- **Instruction**
Give an exact copy of every line, leaving images out.

○ ○ ○

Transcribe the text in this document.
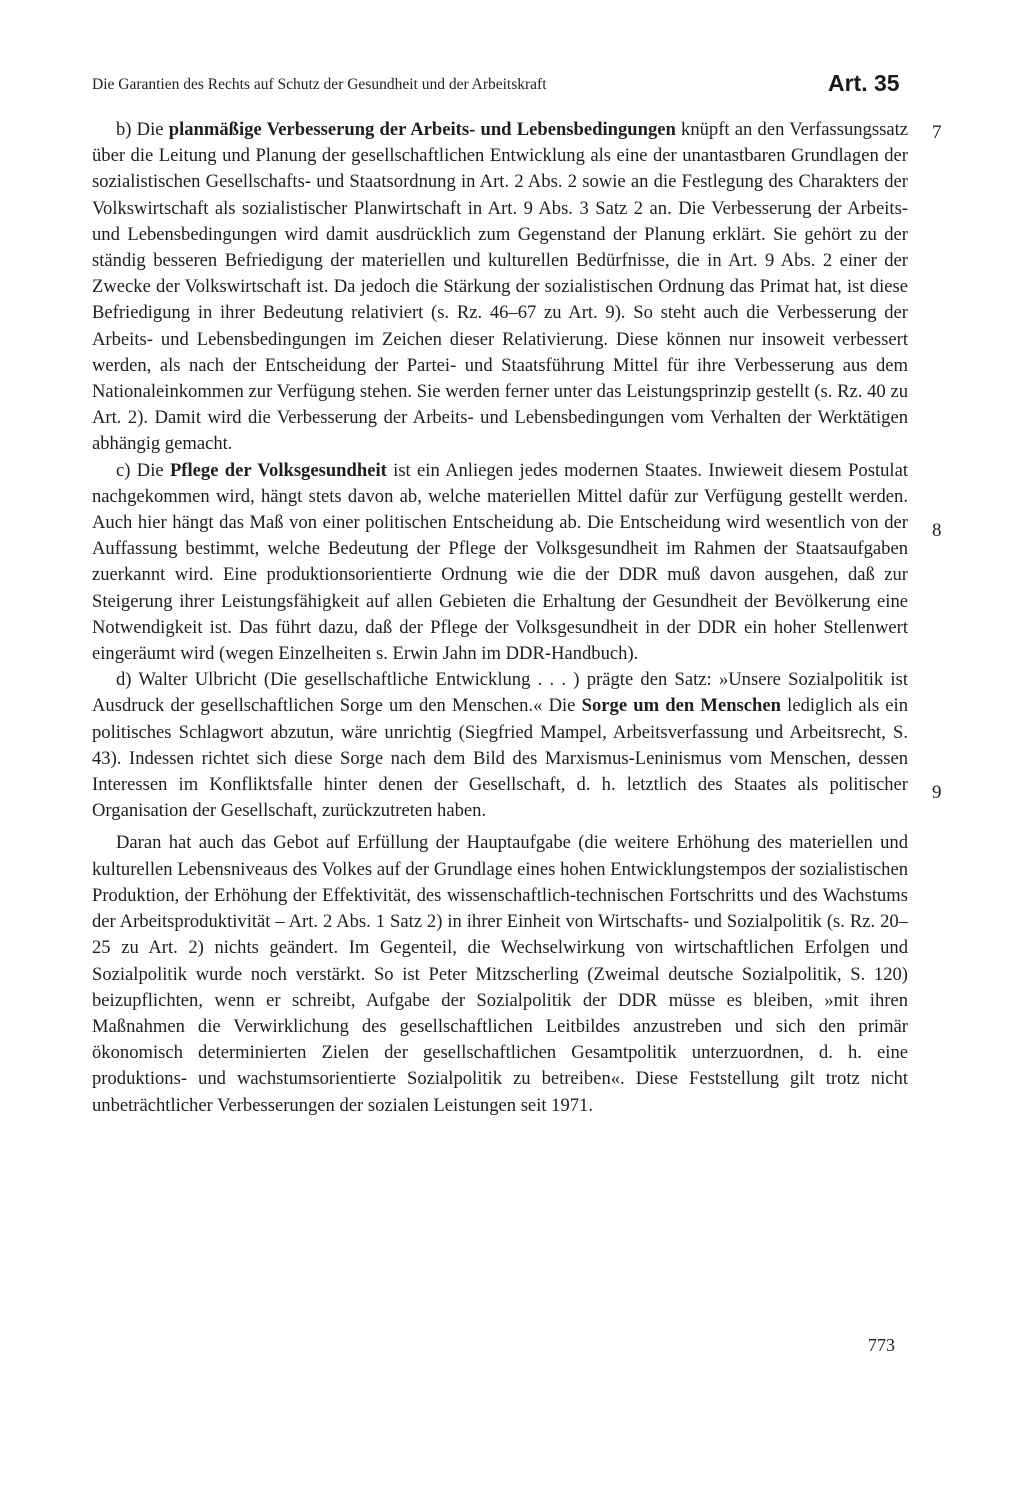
Die Garantien des Rechts auf Schutz der Gesundheit und der Arbeitskraft	Art. 35
7
8
9

b) Die planmäßige Verbesserung der Arbeits- und Lebensbedingungen knüpft an den Verfassungssatz über die Leitung und Planung der gesellschaftlichen Entwicklung als eine der unantastbaren Grundlagen der sozialistischen Gesellschafts- und Staatsordnung in Art. 2 Abs. 2 sowie an die Festlegung des Charakters der Volkswirtschaft als sozialistischer Planwirtschaft in Art. 9 Abs. 3 Satz 2 an. Die Verbesserung der Arbeits- und Lebensbedingungen wird damit ausdrücklich zum Gegenstand der Planung erklärt. Sie gehört zu der ständig besseren Befriedigung der materiellen und kulturellen Bedürfnisse, die in Art. 9 Abs. 2 einer der Zwecke der Volkswirtschaft ist. Da jedoch die Stärkung der sozialistischen Ordnung das Primat hat, ist diese Befriedigung in ihrer Bedeutung relativiert (s. Rz. 46–67 zu Art. 9). So steht auch die Verbesserung der Arbeits- und Lebensbedingungen im Zeichen dieser Relativierung. Diese können nur insoweit verbessert werden, als nach der Entscheidung der Partei- und Staatsführung Mittel für ihre Verbesserung aus dem Nationaleinkommen zur Verfügung stehen. Sie werden ferner unter das Leistungsprinzip gestellt (s. Rz. 40 zu Art. 2). Damit wird die Verbesserung der Arbeits- und Lebensbedingungen vom Verhalten der Werktätigen abhängig gemacht.

c) Die Pflege der Volksgesundheit ist ein Anliegen jedes modernen Staates. Inwieweit diesem Postulat nachgekommen wird, hängt stets davon ab, welche materiellen Mittel dafür zur Verfügung gestellt werden. Auch hier hängt das Maß von einer politischen Entscheidung ab. Die Entscheidung wird wesentlich von der Auffassung bestimmt, welche Bedeutung der Pflege der Volksgesundheit im Rahmen der Staatsaufgaben zuerkannt wird. Eine produktionsorientierte Ordnung wie die der DDR muß davon ausgehen, daß zur Steigerung ihrer Leistungsfähigkeit auf allen Gebieten die Erhaltung der Gesundheit der Bevölkerung eine Notwendigkeit ist. Das führt dazu, daß der Pflege der Volksgesundheit in der DDR ein hoher Stellenwert eingeräumt wird (wegen Einzelheiten s. Erwin Jahn im DDR-Handbuch).

d) Walter Ulbricht (Die gesellschaftliche Entwicklung . . . ) prägte den Satz: »Unsere Sozialpolitik ist Ausdruck der gesellschaftlichen Sorge um den Menschen.« Die Sorge um den Menschen lediglich als ein politisches Schlagwort abzutun, wäre unrichtig (Siegfried Mampel, Arbeitsverfassung und Arbeitsrecht, S. 43). Indessen richtet sich diese Sorge nach dem Bild des Marxismus-Leninismus vom Menschen, dessen Interessen im Konfliktsfalle hinter denen der Gesellschaft, d. h. letztlich des Staates als politischer Organisation der Gesellschaft, zurückzutreten haben.

Daran hat auch das Gebot auf Erfüllung der Hauptaufgabe (die weitere Erhöhung des materiellen und kulturellen Lebensniveaus des Volkes auf der Grundlage eines hohen Entwicklungstempos der sozialistischen Produktion, der Erhöhung der Effektivität, des wissenschaftlich-technischen Fortschritts und des Wachstums der Arbeitsproduktivität – Art. 2 Abs. 1 Satz 2) in ihrer Einheit von Wirtschafts- und Sozialpolitik (s. Rz. 20–25 zu Art. 2) nichts geändert. Im Gegenteil, die Wechselwirkung von wirtschaftlichen Erfolgen und Sozialpolitik wurde noch verstärkt. So ist Peter Mitzscherling (Zweimal deutsche Sozialpolitik, S. 120) beizupflichten, wenn er schreibt, Aufgabe der Sozialpolitik der DDR müsse es bleiben, »mit ihren Maßnahmen die Verwirklichung des gesellschaftlichen Leitbildes anzustreben und sich den primär ökonomisch determinierten Zielen der gesellschaftlichen Gesamtpolitik unterzuordnen, d. h. eine produktions- und wachstumsorientierte Sozialpolitik zu betreiben«. Diese Feststellung gilt trotz nicht unbeträchtlicher Verbesserungen der sozialen Leistungen seit 1971.

773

○ ○ ○

- **Output**
Transcribe the text in this document.
Die Garantien des Rechts auf Schutz der Gesundheit und der Arbeitskraft	Art. 35
7
8
9

b) Die planmäßige Verbesserung der Arbeits- und Lebensbedingungen knüpft an den Verfassungssatz über die Leitung und Planung der gesellschaftlichen Entwicklung als eine der unantastbaren Grundlagen der sozialistischen Gesellschafts- und Staatsordnung in Art. 2 Abs. 2 sowie an die Festlegung des Charakters der Volkswirtschaft als sozialistischer Planwirtschaft in Art. 9 Abs. 3 Satz 2 an. Die Verbesserung der Arbeits- und Lebensbedingungen wird damit ausdrücklich zum Gegenstand der Planung erklärt. Sie gehört zu der ständig besseren Befriedigung der materiellen und kulturellen Bedürfnisse, die in Art. 9 Abs. 2 einer der Zwecke der Volkswirtschaft ist. Da jedoch die Stärkung der sozialistischen Ordnung das Primat hat, ist diese Befriedigung in ihrer Bedeutung relativiert (s. Rz. 46–67 zu Art. 9). So steht auch die Verbesserung der Arbeits- und Lebensbedingungen im Zeichen dieser Relativierung. Diese können nur insoweit verbessert werden, als nach der Entscheidung der Partei- und Staatsführung Mittel für ihre Verbesserung aus dem Nationaleinkommen zur Verfügung stehen. Sie werden ferner unter das Leistungsprinzip gestellt (s. Rz. 40 zu Art. 2). Damit wird die Verbesserung der Arbeits- und Lebensbedingungen vom Verhalten der Werktätigen abhängig gemacht.

c) Die Pflege der Volksgesundheit ist ein Anliegen jedes modernen Staates. Inwieweit diesem Postulat nachgekommen wird, hängt stets davon ab, welche materiellen Mittel dafür zur Verfügung gestellt werden. Auch hier hängt das Maß von einer politischen Entscheidung ab. Die Entscheidung wird wesentlich von der Auffassung bestimmt, welche Bedeutung der Pflege der Volksgesundheit im Rahmen der Staatsaufgaben zuerkannt wird. Eine produktionsorientierte Ordnung wie die der DDR muß davon ausgehen, daß zur Steigerung ihrer Leistungsfähigkeit auf allen Gebieten die Erhaltung der Gesundheit der Bevölkerung eine Notwendigkeit ist. Das führt dazu, daß der Pflege der Volksgesundheit in der DDR ein hoher Stellenwert eingeräumt wird (wegen Einzelheiten s. Erwin Jahn im DDR-Handbuch).

d) Walter Ulbricht (Die gesellschaftliche Entwicklung . . . ) prägte den Satz: »Unsere Sozialpolitik ist Ausdruck der gesellschaftlichen Sorge um den Menschen.« Die Sorge um den Menschen lediglich als ein politisches Schlagwort abzutun, wäre unrichtig (Siegfried Mampel, Arbeitsverfassung und Arbeitsrecht, S. 43). Indessen richtet sich diese Sorge nach dem Bild des Marxismus-Leninismus vom Menschen, dessen Interessen im Konfliktsfalle hinter denen der Gesellschaft, d. h. letztlich des Staates als politischer Organisation der Gesellschaft, zurückzutreten haben.

Daran hat auch das Gebot auf Erfüllung der Hauptaufgabe (die weitere Erhöhung des materiellen und kulturellen Lebensniveaus des Volkes auf der Grundlage eines hohen Entwicklungstempos der sozialistischen Produktion, der Erhöhung der Effektivität, des wissenschaftlich-technischen Fortschritts und des Wachstums der Arbeitsproduktivität – Art. 2 Abs. 1 Satz 2) in ihrer Einheit von Wirtschafts- und Sozialpolitik (s. Rz. 20–25 zu Art. 2) nichts geändert. Im Gegenteil, die Wechselwirkung von wirtschaftlichen Erfolgen und Sozialpolitik wurde noch verstärkt. So ist Peter Mitzscherling (Zweimal deutsche Sozialpolitik, S. 120) beizupflichten, wenn er schreibt, Aufgabe der Sozialpolitik der DDR müsse es bleiben, »mit ihren Maßnahmen die Verwirklichung des gesellschaftlichen Leitbildes anzustreben und sich den primär ökonomisch determinierten Zielen der gesellschaftlichen Gesamtpolitik unterzuordnen, d. h. eine produktions- und wachstumsorientierte Sozialpolitik zu betreiben«. Diese Feststellung gilt trotz nicht unbeträchtlicher Verbesserungen der sozialen Leistungen seit 1971.

773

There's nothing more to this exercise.